■ Short exercise ■
Leaving out the pictures, please retype each record exactly.

■ The data ■
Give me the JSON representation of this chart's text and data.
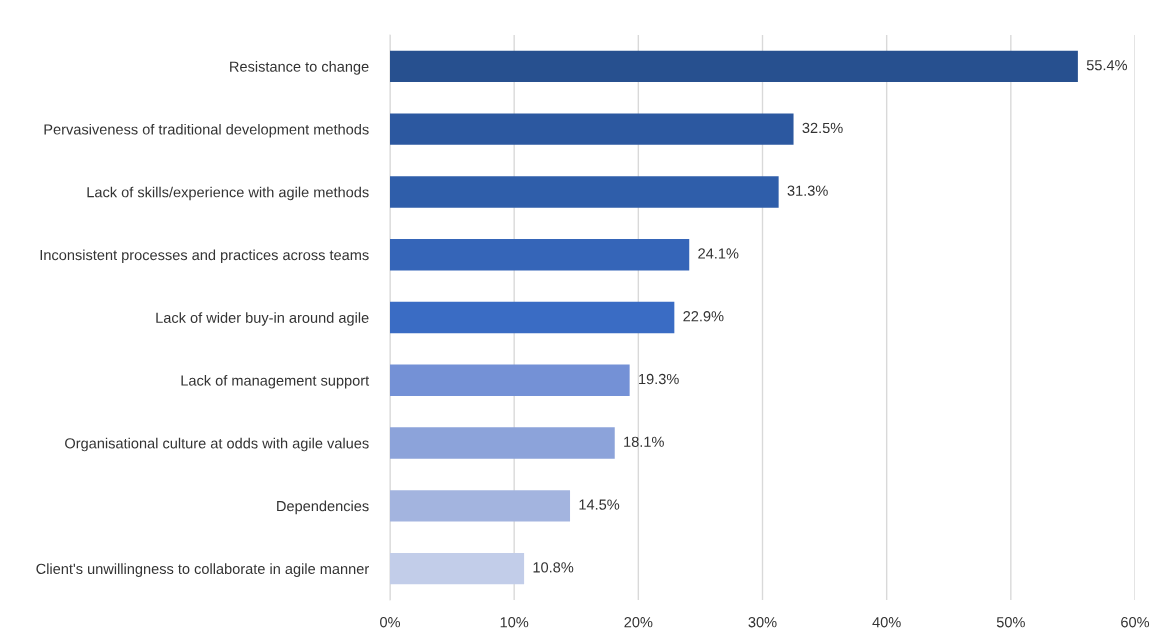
{
  "chart_data": {
    "type": "bar",
    "orientation": "horizontal",
    "categories": [
      "Resistance to change",
      "Pervasiveness of traditional development methods",
      "Lack of skills/experience with agile methods",
      "Inconsistent processes and practices across teams",
      "Lack of wider buy-in around agile",
      "Lack of management support",
      "Organisational culture at odds with agile values",
      "Dependencies",
      "Client's unwillingness to collaborate in agile manner"
    ],
    "values": [
      55.4,
      32.5,
      31.3,
      24.1,
      22.9,
      19.3,
      18.1,
      14.5,
      10.8
    ],
    "colors": [
      "#27508f",
      "#2c58a0",
      "#2f5eaa",
      "#3565b8",
      "#3a6cc4",
      "#7491d6",
      "#8ca3da",
      "#a3b4df",
      "#c2cde9"
    ],
    "value_labels": [
      "55.4%",
      "32.5%",
      "31.3%",
      "24.1%",
      "22.9%",
      "19.3%",
      "18.1%",
      "14.5%",
      "10.8%"
    ],
    "xlim": [
      0,
      60
    ],
    "xticks": [
      {
        "value": 0,
        "label": "0%"
      },
      {
        "value": 10,
        "label": "10%"
      },
      {
        "value": 20,
        "label": "20%"
      },
      {
        "value": 30,
        "label": "30%"
      },
      {
        "value": 40,
        "label": "40%"
      },
      {
        "value": 50,
        "label": "50%"
      },
      {
        "value": 60,
        "label": "60%"
      }
    ],
    "grid": "x"
  }
}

■ Result of this task ■
Give me the JSON representation of this chart's text and data.
{
  "chart_data": {
    "type": "bar",
    "orientation": "horizontal",
    "categories": [
      "Resistance to change",
      "Pervasiveness of traditional development methods",
      "Lack of skills/experience with agile methods",
      "Inconsistent processes and practices across teams",
      "Lack of wider buy-in around agile",
      "Lack of management support",
      "Organisational culture at odds with agile values",
      "Dependencies",
      "Client's unwillingness to collaborate in agile manner"
    ],
    "values": [
      55.4,
      32.5,
      31.3,
      24.1,
      22.9,
      19.3,
      18.1,
      14.5,
      10.8
    ],
    "colors": [
      "#27508f",
      "#2c58a0",
      "#2f5eaa",
      "#3565b8",
      "#3a6cc4",
      "#7491d6",
      "#8ca3da",
      "#a3b4df",
      "#c2cde9"
    ],
    "value_labels": [
      "55.4%",
      "32.5%",
      "31.3%",
      "24.1%",
      "22.9%",
      "19.3%",
      "18.1%",
      "14.5%",
      "10.8%"
    ],
    "xlim": [
      0,
      60
    ],
    "xticks": [
      {
        "value": 0,
        "label": "0%"
      },
      {
        "value": 10,
        "label": "10%"
      },
      {
        "value": 20,
        "label": "20%"
      },
      {
        "value": 30,
        "label": "30%"
      },
      {
        "value": 40,
        "label": "40%"
      },
      {
        "value": 50,
        "label": "50%"
      },
      {
        "value": 60,
        "label": "60%"
      }
    ],
    "grid": "x"
  }
}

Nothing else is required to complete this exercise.